» **SET PROBLEM**: Every line of the data must be copied exactly.

» **PROVIDED DATA**:
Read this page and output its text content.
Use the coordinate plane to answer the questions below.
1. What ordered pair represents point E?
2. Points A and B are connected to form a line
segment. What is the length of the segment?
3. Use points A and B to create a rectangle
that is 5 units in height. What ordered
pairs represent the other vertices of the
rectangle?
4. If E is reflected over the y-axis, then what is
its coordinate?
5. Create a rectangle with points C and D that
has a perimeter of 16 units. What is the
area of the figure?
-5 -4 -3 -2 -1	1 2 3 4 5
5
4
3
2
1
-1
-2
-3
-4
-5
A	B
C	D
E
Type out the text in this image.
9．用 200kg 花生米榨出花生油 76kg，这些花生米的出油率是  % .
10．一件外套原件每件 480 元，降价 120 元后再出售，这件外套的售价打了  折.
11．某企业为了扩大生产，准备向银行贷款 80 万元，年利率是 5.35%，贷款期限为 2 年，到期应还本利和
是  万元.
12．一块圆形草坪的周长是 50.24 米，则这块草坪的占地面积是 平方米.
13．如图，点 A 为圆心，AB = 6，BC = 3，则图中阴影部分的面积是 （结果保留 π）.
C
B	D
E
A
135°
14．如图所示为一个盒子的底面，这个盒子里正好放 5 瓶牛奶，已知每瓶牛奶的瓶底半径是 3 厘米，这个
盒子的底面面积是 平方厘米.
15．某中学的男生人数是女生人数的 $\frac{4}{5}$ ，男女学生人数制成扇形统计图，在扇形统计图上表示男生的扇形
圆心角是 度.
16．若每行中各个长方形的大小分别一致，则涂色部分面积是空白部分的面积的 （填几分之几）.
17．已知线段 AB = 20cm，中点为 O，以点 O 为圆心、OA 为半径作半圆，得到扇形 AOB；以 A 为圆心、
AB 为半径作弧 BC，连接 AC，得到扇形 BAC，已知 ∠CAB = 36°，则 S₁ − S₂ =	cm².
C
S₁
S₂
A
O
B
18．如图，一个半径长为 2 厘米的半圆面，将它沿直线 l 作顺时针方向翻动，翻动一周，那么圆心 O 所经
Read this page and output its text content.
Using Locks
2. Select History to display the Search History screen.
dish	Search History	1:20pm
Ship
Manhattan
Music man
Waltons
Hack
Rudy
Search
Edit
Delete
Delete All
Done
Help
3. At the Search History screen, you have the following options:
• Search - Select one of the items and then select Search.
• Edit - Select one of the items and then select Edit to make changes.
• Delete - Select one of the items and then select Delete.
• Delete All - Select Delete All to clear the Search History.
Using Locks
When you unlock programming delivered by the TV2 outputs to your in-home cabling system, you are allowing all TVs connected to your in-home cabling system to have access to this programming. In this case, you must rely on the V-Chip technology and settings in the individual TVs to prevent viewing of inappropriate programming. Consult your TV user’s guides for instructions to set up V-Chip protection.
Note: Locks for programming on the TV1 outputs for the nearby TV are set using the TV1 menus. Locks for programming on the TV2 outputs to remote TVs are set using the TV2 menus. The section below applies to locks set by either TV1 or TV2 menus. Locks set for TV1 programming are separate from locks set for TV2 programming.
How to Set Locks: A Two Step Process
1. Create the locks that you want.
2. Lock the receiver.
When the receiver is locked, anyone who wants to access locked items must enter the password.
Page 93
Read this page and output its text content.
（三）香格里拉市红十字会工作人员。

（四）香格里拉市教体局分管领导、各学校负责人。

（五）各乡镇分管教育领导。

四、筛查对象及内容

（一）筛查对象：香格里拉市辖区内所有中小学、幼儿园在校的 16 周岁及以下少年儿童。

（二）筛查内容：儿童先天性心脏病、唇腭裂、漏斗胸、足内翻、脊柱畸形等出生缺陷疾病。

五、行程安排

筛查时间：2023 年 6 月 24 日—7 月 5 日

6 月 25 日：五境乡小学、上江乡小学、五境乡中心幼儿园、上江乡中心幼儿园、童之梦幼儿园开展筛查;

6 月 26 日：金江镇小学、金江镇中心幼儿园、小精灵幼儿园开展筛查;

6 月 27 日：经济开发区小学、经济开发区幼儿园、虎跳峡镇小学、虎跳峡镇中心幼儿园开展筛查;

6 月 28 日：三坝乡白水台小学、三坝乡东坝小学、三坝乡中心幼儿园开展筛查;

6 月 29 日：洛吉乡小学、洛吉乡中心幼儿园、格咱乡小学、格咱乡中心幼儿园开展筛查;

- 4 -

» **FULL SOLUTION**:
Read this page and output its text content.
Use the coordinate plane to answer the questions below.
1. What ordered pair represents point E?
2. Points A and B are connected to form a line
segment. What is the length of the segment?
3. Use points A and B to create a rectangle
that is 5 units in height. What ordered
pairs represent the other vertices of the
rectangle?
4. If E is reflected over the y-axis, then what is
its coordinate?
5. Create a rectangle with points C and D that
has a perimeter of 16 units. What is the
area of the figure?
-5 -4 -3 -2 -1	1 2 3 4 5
5
4
3
2
1
-1
-2
-3
-4
-5
A	B
C	D
E
Type out the text in this image.
9．用 200kg 花生米榨出花生油 76kg，这些花生米的出油率是  % .
10．一件外套原件每件 480 元，降价 120 元后再出售，这件外套的售价打了  折.
11．某企业为了扩大生产，准备向银行贷款 80 万元，年利率是 5.35%，贷款期限为 2 年，到期应还本利和
是  万元.
12．一块圆形草坪的周长是 50.24 米，则这块草坪的占地面积是 平方米.
13．如图，点 A 为圆心，AB = 6，BC = 3，则图中阴影部分的面积是 （结果保留 π）.
C
B	D
E
A
135°
14．如图所示为一个盒子的底面，这个盒子里正好放 5 瓶牛奶，已知每瓶牛奶的瓶底半径是 3 厘米，这个
盒子的底面面积是 平方厘米.
15．某中学的男生人数是女生人数的 $\frac{4}{5}$ ，男女学生人数制成扇形统计图，在扇形统计图上表示男生的扇形
圆心角是 度.
16．若每行中各个长方形的大小分别一致，则涂色部分面积是空白部分的面积的 （填几分之几）.
17．已知线段 AB = 20cm，中点为 O，以点 O 为圆心、OA 为半径作半圆，得到扇形 AOB；以 A 为圆心、
AB 为半径作弧 BC，连接 AC，得到扇形 BAC，已知 ∠CAB = 36°，则 S₁ − S₂ =	cm².
C
S₁
S₂
A
O
B
18．如图，一个半径长为 2 厘米的半圆面，将它沿直线 l 作顺时针方向翻动，翻动一周，那么圆心 O 所经
Read this page and output its text content.
Using Locks
2. Select History to display the Search History screen.
dish	Search History	1:20pm
Ship
Manhattan
Music man
Waltons
Hack
Rudy
Search
Edit
Delete
Delete All
Done
Help
3. At the Search History screen, you have the following options:
• Search - Select one of the items and then select Search.
• Edit - Select one of the items and then select Edit to make changes.
• Delete - Select one of the items and then select Delete.
• Delete All - Select Delete All to clear the Search History.
Using Locks
When you unlock programming delivered by the TV2 outputs to your in-home cabling system, you are allowing all TVs connected to your in-home cabling system to have access to this programming. In this case, you must rely on the V-Chip technology and settings in the individual TVs to prevent viewing of inappropriate programming. Consult your TV user’s guides for instructions to set up V-Chip protection.
Note: Locks for programming on the TV1 outputs for the nearby TV are set using the TV1 menus. Locks for programming on the TV2 outputs to remote TVs are set using the TV2 menus. The section below applies to locks set by either TV1 or TV2 menus. Locks set for TV1 programming are separate from locks set for TV2 programming.
How to Set Locks: A Two Step Process
1. Create the locks that you want.
2. Lock the receiver.
When the receiver is locked, anyone who wants to access locked items must enter the password.
Page 93
Read this page and output its text content.
（三）香格里拉市红十字会工作人员。

（四）香格里拉市教体局分管领导、各学校负责人。

（五）各乡镇分管教育领导。

四、筛查对象及内容

（一）筛查对象：香格里拉市辖区内所有中小学、幼儿园在校的 16 周岁及以下少年儿童。

（二）筛查内容：儿童先天性心脏病、唇腭裂、漏斗胸、足内翻、脊柱畸形等出生缺陷疾病。

五、行程安排

筛查时间：2023 年 6 月 24 日—7 月 5 日

6 月 25 日：五境乡小学、上江乡小学、五境乡中心幼儿园、上江乡中心幼儿园、童之梦幼儿园开展筛查;

6 月 26 日：金江镇小学、金江镇中心幼儿园、小精灵幼儿园开展筛查;

6 月 27 日：经济开发区小学、经济开发区幼儿园、虎跳峡镇小学、虎跳峡镇中心幼儿园开展筛查;

6 月 28 日：三坝乡白水台小学、三坝乡东坝小学、三坝乡中心幼儿园开展筛查;

6 月 29 日：洛吉乡小学、洛吉乡中心幼儿园、格咱乡小学、格咱乡中心幼儿园开展筛查;

- 4 -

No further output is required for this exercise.